WHAT YOU SHOULD DO
Find every line of the listing below where "SEKOLAH" appears, and copy it.

SUPPLIED DATA
□ □ □ □

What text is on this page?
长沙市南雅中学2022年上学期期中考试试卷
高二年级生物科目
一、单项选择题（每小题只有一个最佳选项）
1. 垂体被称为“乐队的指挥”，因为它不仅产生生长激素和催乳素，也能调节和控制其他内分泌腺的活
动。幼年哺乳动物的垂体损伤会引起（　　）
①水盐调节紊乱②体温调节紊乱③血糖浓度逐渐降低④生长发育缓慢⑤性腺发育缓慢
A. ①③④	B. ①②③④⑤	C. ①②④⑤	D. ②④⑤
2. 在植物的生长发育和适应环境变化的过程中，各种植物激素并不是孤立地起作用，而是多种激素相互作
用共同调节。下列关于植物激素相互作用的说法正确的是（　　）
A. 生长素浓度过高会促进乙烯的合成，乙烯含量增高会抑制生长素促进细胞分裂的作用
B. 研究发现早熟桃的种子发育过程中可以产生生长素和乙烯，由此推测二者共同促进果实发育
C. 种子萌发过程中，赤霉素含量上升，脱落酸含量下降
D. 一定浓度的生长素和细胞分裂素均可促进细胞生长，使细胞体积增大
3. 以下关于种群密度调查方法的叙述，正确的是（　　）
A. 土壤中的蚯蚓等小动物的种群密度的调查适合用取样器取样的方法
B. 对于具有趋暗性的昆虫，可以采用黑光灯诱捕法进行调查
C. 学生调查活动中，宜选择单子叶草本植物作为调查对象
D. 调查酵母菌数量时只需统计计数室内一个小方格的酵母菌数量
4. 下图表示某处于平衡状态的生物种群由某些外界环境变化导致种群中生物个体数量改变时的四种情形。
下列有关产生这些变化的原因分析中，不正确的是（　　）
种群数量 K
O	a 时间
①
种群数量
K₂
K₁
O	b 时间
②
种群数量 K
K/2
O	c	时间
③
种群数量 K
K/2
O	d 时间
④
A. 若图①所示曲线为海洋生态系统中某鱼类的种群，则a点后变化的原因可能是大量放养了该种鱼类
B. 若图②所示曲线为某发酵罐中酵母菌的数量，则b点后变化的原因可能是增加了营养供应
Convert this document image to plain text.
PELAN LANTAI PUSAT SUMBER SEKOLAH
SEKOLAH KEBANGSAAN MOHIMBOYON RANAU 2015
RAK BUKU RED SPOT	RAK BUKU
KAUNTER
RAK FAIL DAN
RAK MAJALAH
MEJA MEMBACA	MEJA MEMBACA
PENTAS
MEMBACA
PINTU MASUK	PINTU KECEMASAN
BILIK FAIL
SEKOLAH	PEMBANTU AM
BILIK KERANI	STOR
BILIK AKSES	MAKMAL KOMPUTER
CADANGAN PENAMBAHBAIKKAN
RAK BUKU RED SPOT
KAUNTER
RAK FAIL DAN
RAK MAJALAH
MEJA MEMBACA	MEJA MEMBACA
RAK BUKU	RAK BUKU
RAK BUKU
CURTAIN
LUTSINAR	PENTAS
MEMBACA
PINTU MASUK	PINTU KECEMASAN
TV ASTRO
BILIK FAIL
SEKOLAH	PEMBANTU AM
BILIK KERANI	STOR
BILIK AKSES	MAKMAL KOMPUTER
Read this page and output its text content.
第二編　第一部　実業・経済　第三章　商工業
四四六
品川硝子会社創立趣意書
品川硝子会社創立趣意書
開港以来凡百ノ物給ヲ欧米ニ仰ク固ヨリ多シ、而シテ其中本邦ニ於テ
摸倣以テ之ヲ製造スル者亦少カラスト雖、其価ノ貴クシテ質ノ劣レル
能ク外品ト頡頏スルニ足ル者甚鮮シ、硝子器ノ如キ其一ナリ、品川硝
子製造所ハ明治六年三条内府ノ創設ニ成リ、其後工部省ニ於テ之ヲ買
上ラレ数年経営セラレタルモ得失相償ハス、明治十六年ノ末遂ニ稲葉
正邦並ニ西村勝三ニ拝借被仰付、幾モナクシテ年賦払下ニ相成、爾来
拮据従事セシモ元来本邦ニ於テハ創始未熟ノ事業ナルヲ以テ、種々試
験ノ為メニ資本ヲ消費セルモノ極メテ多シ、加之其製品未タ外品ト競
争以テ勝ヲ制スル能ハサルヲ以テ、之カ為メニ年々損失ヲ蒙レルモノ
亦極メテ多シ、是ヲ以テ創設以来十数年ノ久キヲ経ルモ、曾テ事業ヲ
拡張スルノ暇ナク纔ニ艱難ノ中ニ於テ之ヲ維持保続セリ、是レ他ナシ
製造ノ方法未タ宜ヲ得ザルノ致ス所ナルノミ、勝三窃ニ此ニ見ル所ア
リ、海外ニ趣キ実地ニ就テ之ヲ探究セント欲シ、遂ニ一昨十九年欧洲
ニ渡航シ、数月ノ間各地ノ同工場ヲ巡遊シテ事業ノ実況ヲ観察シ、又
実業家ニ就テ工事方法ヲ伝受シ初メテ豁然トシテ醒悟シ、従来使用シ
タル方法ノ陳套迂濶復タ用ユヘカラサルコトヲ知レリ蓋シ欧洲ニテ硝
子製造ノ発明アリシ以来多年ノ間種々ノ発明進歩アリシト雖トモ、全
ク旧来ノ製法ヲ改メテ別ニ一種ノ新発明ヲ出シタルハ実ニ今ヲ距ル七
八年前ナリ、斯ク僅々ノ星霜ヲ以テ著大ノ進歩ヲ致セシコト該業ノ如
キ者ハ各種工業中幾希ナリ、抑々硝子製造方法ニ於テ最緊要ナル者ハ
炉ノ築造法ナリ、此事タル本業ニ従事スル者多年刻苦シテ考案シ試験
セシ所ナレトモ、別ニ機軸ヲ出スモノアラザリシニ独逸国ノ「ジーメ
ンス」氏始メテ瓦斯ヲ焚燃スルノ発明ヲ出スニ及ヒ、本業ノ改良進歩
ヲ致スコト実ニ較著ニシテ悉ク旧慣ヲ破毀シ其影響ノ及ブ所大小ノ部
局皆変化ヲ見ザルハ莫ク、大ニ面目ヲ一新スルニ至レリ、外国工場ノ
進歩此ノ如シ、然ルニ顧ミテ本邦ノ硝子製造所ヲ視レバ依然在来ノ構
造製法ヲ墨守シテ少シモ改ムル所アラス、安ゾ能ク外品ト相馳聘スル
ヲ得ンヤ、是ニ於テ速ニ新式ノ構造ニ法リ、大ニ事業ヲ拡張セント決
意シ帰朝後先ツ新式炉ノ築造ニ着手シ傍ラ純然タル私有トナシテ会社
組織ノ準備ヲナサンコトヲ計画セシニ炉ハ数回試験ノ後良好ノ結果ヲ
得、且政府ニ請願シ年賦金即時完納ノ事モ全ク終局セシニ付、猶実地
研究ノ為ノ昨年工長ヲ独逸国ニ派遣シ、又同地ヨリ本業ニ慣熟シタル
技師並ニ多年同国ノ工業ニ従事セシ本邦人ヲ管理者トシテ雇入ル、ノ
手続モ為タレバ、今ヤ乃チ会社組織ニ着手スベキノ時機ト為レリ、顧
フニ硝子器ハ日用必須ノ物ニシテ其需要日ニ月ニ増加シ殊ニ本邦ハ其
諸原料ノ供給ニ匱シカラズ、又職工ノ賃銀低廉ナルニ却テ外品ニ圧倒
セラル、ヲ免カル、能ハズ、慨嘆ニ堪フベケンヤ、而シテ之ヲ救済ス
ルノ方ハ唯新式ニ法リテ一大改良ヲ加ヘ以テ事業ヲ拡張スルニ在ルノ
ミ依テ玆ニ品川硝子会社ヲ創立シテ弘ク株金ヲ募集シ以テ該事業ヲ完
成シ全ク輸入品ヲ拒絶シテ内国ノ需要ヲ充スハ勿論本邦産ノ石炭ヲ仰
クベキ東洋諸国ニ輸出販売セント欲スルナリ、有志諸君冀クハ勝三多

□ □ □ □

SOLUTION
PELAN LANTAI PUSAT SUMBER SEKOLAH
SEKOLAH KEBANGSAAN MOHIMBOYON RANAU 2015
SEKOLAH	PEMBANTU AM
SEKOLAH	PEMBANTU AM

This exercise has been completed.